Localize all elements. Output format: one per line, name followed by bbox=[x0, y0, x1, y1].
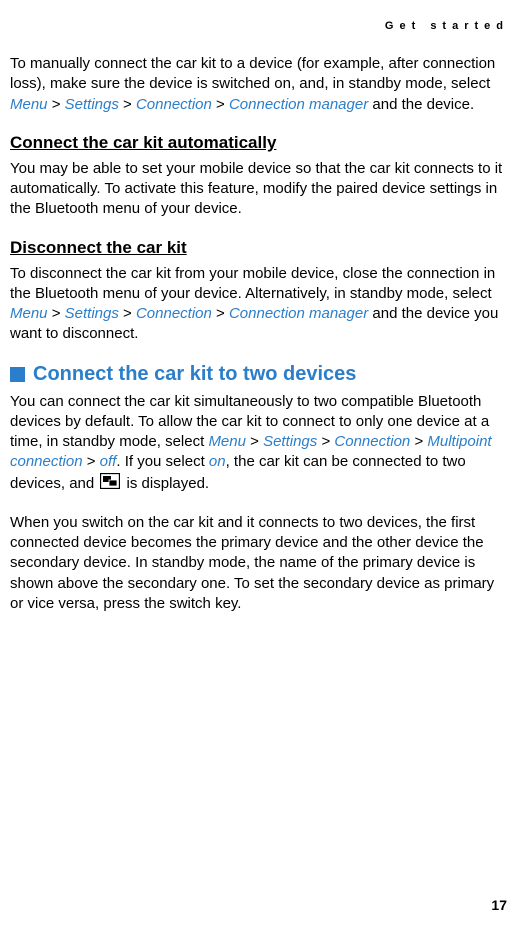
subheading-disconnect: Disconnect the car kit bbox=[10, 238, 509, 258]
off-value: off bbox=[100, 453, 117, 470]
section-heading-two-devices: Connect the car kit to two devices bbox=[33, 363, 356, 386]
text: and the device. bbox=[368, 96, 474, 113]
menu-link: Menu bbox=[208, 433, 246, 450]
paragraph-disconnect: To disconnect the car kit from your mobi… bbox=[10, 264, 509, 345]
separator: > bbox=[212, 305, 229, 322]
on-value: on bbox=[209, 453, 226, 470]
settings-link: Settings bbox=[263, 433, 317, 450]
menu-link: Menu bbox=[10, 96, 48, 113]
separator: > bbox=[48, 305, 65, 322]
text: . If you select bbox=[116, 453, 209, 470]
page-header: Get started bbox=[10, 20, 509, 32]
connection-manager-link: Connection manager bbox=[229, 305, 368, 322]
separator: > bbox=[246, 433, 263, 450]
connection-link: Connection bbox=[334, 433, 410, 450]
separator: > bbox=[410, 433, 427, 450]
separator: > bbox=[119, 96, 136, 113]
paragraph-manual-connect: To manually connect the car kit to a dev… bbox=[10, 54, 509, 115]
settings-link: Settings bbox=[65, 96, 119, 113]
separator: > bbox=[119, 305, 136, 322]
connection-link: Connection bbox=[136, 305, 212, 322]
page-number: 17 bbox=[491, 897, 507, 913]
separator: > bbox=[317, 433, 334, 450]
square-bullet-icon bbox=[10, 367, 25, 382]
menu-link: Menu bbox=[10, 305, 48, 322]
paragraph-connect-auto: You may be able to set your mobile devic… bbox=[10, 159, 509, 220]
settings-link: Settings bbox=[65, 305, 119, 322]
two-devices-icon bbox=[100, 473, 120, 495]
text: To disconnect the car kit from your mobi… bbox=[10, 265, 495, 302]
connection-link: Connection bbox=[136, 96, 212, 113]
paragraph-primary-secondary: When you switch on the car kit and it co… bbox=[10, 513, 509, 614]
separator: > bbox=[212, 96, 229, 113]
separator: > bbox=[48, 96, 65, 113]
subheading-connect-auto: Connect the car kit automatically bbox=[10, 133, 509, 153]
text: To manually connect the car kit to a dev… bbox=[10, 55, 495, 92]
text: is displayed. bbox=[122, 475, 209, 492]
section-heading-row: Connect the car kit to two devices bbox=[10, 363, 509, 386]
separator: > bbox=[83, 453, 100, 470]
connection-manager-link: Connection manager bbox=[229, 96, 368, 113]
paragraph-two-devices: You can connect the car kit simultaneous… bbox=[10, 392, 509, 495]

» Objective
Reproduce the lines in the records verbatim, beginning at the line that contains "subheading-disconnect: Disconnect the" and ending after the line that contains "text: To disconnect".

» Solution to the problem
subheading-disconnect: Disconnect the car kit bbox=[10, 238, 509, 258]
off-value: off bbox=[100, 453, 117, 470]
section-heading-two-devices: Connect the car kit to two devices bbox=[33, 363, 356, 386]
text: and the device. bbox=[368, 96, 474, 113]
menu-link: Menu bbox=[208, 433, 246, 450]
paragraph-disconnect: To disconnect the car kit from your mobi… bbox=[10, 264, 509, 345]
separator: > bbox=[212, 305, 229, 322]
on-value: on bbox=[209, 453, 226, 470]
settings-link: Settings bbox=[263, 433, 317, 450]
menu-link: Menu bbox=[10, 96, 48, 113]
separator: > bbox=[48, 305, 65, 322]
text: . If you select bbox=[116, 453, 209, 470]
page-header: Get started bbox=[10, 20, 509, 32]
connection-manager-link: Connection manager bbox=[229, 305, 368, 322]
separator: > bbox=[246, 433, 263, 450]
connection-link: Connection bbox=[334, 433, 410, 450]
separator: > bbox=[410, 433, 427, 450]
separator: > bbox=[119, 96, 136, 113]
paragraph-manual-connect: To manually connect the car kit to a dev… bbox=[10, 54, 509, 115]
settings-link: Settings bbox=[65, 96, 119, 113]
separator: > bbox=[119, 305, 136, 322]
connection-link: Connection bbox=[136, 305, 212, 322]
page-number: 17 bbox=[491, 897, 507, 913]
separator: > bbox=[317, 433, 334, 450]
square-bullet-icon bbox=[10, 367, 25, 382]
menu-link: Menu bbox=[10, 305, 48, 322]
paragraph-connect-auto: You may be able to set your mobile devic… bbox=[10, 159, 509, 220]
settings-link: Settings bbox=[65, 305, 119, 322]
two-devices-icon bbox=[100, 473, 120, 495]
text: To disconnect the car kit from your mobi… bbox=[10, 265, 495, 302]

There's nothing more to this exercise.